• _What the task requires_: Omit the pictures, then write out every entry exactly as it reads.

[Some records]
Start

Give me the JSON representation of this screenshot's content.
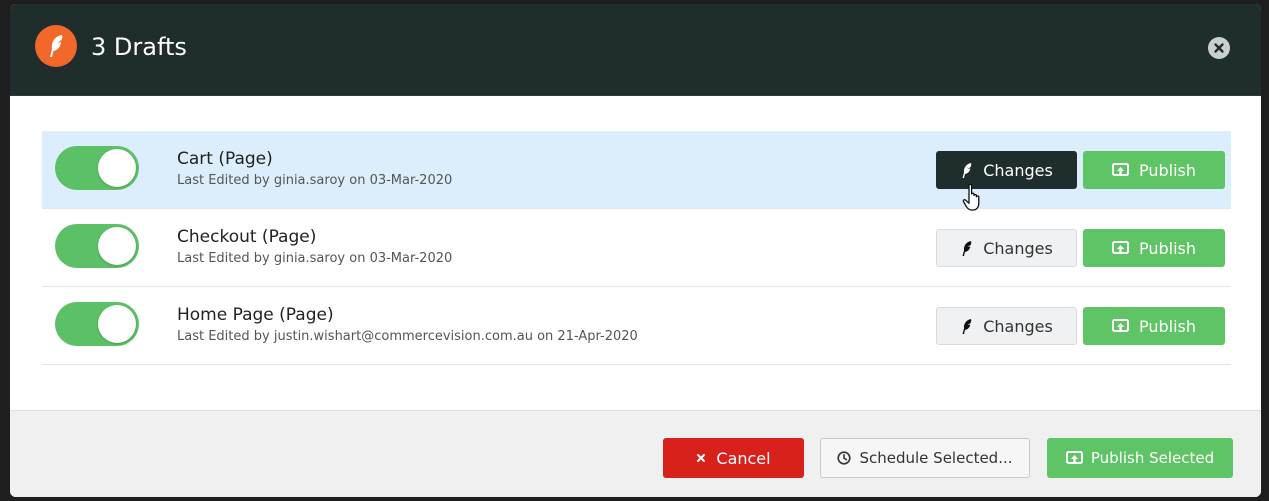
{
  "header": {
    "title": "3 Drafts",
    "logo_icon": "feather-icon",
    "close_icon": "close-circle-icon"
  },
  "drafts": [
    {
      "title": "Cart (Page)",
      "subtitle": "Last Edited by ginia.saroy on 03-Mar-2020",
      "toggle_on": true,
      "changes_label": "Changes",
      "publish_label": "Publish",
      "selected": true
    },
    {
      "title": "Checkout (Page)",
      "subtitle": "Last Edited by ginia.saroy on 03-Mar-2020",
      "toggle_on": true,
      "changes_label": "Changes",
      "publish_label": "Publish",
      "selected": false
    },
    {
      "title": "Home Page (Page)",
      "subtitle": "Last Edited by justin.wishart@commercevision.com.au on 21-Apr-2020",
      "toggle_on": true,
      "changes_label": "Changes",
      "publish_label": "Publish",
      "selected": false
    }
  ],
  "footer": {
    "cancel_label": "Cancel",
    "schedule_label": "Schedule Selected...",
    "publish_selected_label": "Publish Selected"
  },
  "colors": {
    "header_bg": "#1f2d2c",
    "accent_orange": "#f0682a",
    "publish_green": "#5ec465",
    "toggle_green": "#5cc066",
    "cancel_red": "#d8211b",
    "selected_row_bg": "#dceefb"
  }
}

End

• _Correct result_:
Give me the JSON representation of this screenshot's content.
{
  "header": {
    "title": "3 Drafts",
    "logo_icon": "feather-icon",
    "close_icon": "close-circle-icon"
  },
  "drafts": [
    {
      "title": "Cart (Page)",
      "subtitle": "Last Edited by ginia.saroy on 03-Mar-2020",
      "toggle_on": true,
      "changes_label": "Changes",
      "publish_label": "Publish",
      "selected": true
    },
    {
      "title": "Checkout (Page)",
      "subtitle": "Last Edited by ginia.saroy on 03-Mar-2020",
      "toggle_on": true,
      "changes_label": "Changes",
      "publish_label": "Publish",
      "selected": false
    },
    {
      "title": "Home Page (Page)",
      "subtitle": "Last Edited by justin.wishart@commercevision.com.au on 21-Apr-2020",
      "toggle_on": true,
      "changes_label": "Changes",
      "publish_label": "Publish",
      "selected": false
    }
  ],
  "footer": {
    "cancel_label": "Cancel",
    "schedule_label": "Schedule Selected...",
    "publish_selected_label": "Publish Selected"
  },
  "colors": {
    "header_bg": "#1f2d2c",
    "accent_orange": "#f0682a",
    "publish_green": "#5ec465",
    "toggle_green": "#5cc066",
    "cancel_red": "#d8211b",
    "selected_row_bg": "#dceefb"
  }
}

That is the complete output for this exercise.